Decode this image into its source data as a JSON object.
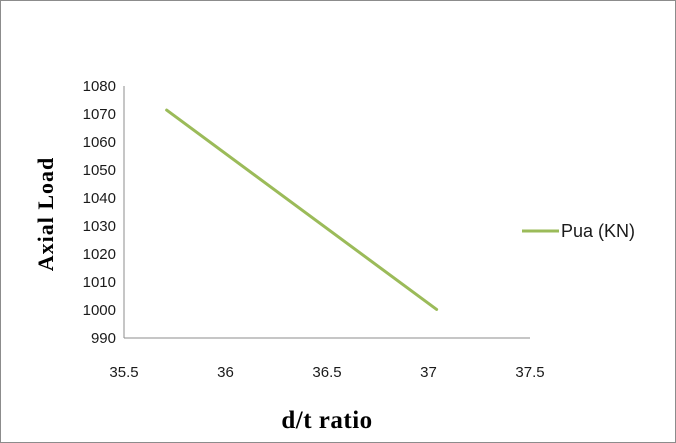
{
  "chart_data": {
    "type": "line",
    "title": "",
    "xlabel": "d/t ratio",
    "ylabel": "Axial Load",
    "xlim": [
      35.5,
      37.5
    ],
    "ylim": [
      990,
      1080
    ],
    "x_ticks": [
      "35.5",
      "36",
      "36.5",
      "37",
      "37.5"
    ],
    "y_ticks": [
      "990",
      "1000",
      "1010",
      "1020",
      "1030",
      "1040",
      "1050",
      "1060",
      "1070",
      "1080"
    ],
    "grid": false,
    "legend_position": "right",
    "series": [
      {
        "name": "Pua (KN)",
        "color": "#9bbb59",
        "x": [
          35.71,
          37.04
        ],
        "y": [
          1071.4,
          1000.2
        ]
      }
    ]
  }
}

= = = = =

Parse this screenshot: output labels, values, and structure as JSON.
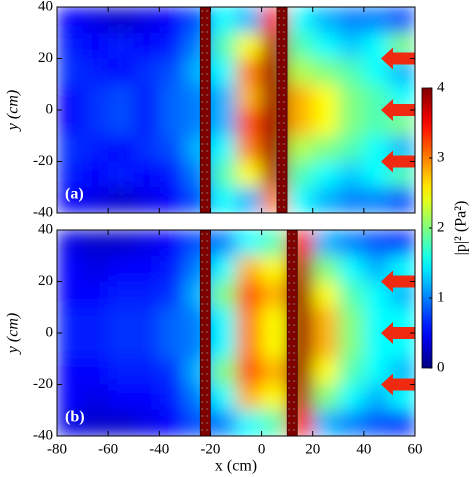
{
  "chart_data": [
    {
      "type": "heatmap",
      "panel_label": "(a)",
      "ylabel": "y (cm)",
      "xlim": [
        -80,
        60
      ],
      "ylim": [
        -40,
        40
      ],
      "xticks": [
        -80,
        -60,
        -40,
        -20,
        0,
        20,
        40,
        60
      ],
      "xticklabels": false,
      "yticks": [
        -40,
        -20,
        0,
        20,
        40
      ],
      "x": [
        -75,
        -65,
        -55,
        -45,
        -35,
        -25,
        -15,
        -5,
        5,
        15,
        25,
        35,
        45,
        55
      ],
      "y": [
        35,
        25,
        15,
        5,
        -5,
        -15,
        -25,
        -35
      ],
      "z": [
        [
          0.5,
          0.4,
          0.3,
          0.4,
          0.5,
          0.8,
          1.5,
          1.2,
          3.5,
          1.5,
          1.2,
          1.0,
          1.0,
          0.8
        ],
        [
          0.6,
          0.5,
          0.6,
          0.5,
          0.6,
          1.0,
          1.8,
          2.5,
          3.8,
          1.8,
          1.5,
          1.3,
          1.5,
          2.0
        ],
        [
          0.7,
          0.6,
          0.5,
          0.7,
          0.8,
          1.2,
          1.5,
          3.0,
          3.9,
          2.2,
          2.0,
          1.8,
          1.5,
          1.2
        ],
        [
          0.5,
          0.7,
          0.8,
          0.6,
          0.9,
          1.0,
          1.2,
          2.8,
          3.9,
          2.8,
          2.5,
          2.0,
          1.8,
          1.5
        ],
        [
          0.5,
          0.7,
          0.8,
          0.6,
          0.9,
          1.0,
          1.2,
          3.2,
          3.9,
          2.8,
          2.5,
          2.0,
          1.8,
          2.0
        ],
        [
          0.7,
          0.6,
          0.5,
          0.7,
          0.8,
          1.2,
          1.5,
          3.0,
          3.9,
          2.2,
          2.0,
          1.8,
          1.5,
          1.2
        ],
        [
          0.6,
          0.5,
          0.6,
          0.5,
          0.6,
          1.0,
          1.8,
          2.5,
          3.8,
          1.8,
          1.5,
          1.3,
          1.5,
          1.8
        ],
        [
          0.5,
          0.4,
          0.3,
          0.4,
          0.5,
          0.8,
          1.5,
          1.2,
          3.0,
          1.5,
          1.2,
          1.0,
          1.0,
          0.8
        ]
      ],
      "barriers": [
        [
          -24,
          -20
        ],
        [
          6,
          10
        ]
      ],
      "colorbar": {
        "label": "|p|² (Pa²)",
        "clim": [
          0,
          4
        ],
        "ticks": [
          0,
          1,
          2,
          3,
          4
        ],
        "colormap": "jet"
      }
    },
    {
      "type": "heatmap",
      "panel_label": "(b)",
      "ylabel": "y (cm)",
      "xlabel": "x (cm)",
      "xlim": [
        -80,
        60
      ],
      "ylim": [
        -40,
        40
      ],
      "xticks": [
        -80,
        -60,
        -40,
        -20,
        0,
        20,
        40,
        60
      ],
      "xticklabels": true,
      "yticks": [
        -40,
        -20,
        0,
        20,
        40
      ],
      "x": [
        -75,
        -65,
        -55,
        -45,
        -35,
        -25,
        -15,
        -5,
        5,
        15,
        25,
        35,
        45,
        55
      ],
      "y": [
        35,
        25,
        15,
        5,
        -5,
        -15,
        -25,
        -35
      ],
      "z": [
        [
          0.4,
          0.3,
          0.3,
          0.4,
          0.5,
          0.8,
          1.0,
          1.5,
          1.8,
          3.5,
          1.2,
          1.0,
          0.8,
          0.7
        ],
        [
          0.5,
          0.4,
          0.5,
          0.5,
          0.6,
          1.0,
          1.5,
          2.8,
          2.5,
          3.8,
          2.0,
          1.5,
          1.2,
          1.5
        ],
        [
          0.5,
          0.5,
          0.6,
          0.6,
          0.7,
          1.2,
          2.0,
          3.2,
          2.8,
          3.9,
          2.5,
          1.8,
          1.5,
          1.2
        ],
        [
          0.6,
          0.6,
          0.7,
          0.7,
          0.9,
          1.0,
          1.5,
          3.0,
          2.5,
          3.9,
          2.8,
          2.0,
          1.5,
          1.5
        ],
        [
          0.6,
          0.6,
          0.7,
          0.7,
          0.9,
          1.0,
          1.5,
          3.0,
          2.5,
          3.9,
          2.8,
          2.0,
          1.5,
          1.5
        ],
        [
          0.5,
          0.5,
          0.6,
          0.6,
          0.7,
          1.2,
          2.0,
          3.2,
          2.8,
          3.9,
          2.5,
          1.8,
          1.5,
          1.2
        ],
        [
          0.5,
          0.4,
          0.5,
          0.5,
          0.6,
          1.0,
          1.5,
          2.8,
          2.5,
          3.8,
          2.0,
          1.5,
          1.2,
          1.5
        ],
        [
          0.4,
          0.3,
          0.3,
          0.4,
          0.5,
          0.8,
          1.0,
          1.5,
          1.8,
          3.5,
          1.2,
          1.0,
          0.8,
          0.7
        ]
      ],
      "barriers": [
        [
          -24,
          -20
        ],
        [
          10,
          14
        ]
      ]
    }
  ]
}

= = = = =

-- Objective --
Out of the records, collect only those lines that contain the string "xticklabels".

-- Written response --
      "xticklabels": false,
      "xticklabels": true,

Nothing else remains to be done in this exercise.